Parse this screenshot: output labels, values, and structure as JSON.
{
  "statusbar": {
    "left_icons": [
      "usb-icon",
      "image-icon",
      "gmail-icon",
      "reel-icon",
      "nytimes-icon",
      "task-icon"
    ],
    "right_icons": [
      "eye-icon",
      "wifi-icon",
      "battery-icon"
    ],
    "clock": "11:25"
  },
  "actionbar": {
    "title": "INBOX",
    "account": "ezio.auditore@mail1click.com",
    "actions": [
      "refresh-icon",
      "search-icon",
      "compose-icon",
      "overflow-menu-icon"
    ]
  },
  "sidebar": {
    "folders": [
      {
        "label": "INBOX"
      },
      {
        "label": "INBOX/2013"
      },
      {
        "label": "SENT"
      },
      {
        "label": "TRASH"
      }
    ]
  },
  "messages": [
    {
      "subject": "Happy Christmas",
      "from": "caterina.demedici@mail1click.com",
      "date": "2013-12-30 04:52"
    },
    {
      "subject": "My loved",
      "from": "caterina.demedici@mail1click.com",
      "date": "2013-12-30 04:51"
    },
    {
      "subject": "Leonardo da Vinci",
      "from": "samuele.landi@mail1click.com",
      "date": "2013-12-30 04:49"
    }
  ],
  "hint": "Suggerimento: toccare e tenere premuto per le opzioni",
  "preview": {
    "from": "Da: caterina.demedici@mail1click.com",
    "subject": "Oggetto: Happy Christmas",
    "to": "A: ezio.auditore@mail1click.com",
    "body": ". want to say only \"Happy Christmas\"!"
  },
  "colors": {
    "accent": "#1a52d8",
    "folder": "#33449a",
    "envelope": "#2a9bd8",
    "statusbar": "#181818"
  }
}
-.-.-
Print the material verbatim, all of it.

Parse this screenshot: output labels, values, and structure as JSON.
{
  "statusbar": {
    "left_icons": [
      "usb-icon",
      "image-icon",
      "gmail-icon",
      "reel-icon",
      "nytimes-icon",
      "task-icon"
    ],
    "right_icons": [
      "eye-icon",
      "wifi-icon",
      "battery-icon"
    ],
    "clock": "11:25"
  },
  "actionbar": {
    "title": "INBOX",
    "account": "ezio.auditore@mail1click.com",
    "actions": [
      "refresh-icon",
      "search-icon",
      "compose-icon",
      "overflow-menu-icon"
    ]
  },
  "sidebar": {
    "folders": [
      {
        "label": "INBOX"
      },
      {
        "label": "INBOX/2013"
      },
      {
        "label": "SENT"
      },
      {
        "label": "TRASH"
      }
    ]
  },
  "messages": [
    {
      "subject": "Happy Christmas",
      "from": "caterina.demedici@mail1click.com",
      "date": "2013-12-30 04:52"
    },
    {
      "subject": "My loved",
      "from": "caterina.demedici@mail1click.com",
      "date": "2013-12-30 04:51"
    },
    {
      "subject": "Leonardo da Vinci",
      "from": "samuele.landi@mail1click.com",
      "date": "2013-12-30 04:49"
    }
  ],
  "hint": "Suggerimento: toccare e tenere premuto per le opzioni",
  "preview": {
    "from": "Da: caterina.demedici@mail1click.com",
    "subject": "Oggetto: Happy Christmas",
    "to": "A: ezio.auditore@mail1click.com",
    "body": ". want to say only \"Happy Christmas\"!"
  },
  "colors": {
    "accent": "#1a52d8",
    "folder": "#33449a",
    "envelope": "#2a9bd8",
    "statusbar": "#181818"
  }
}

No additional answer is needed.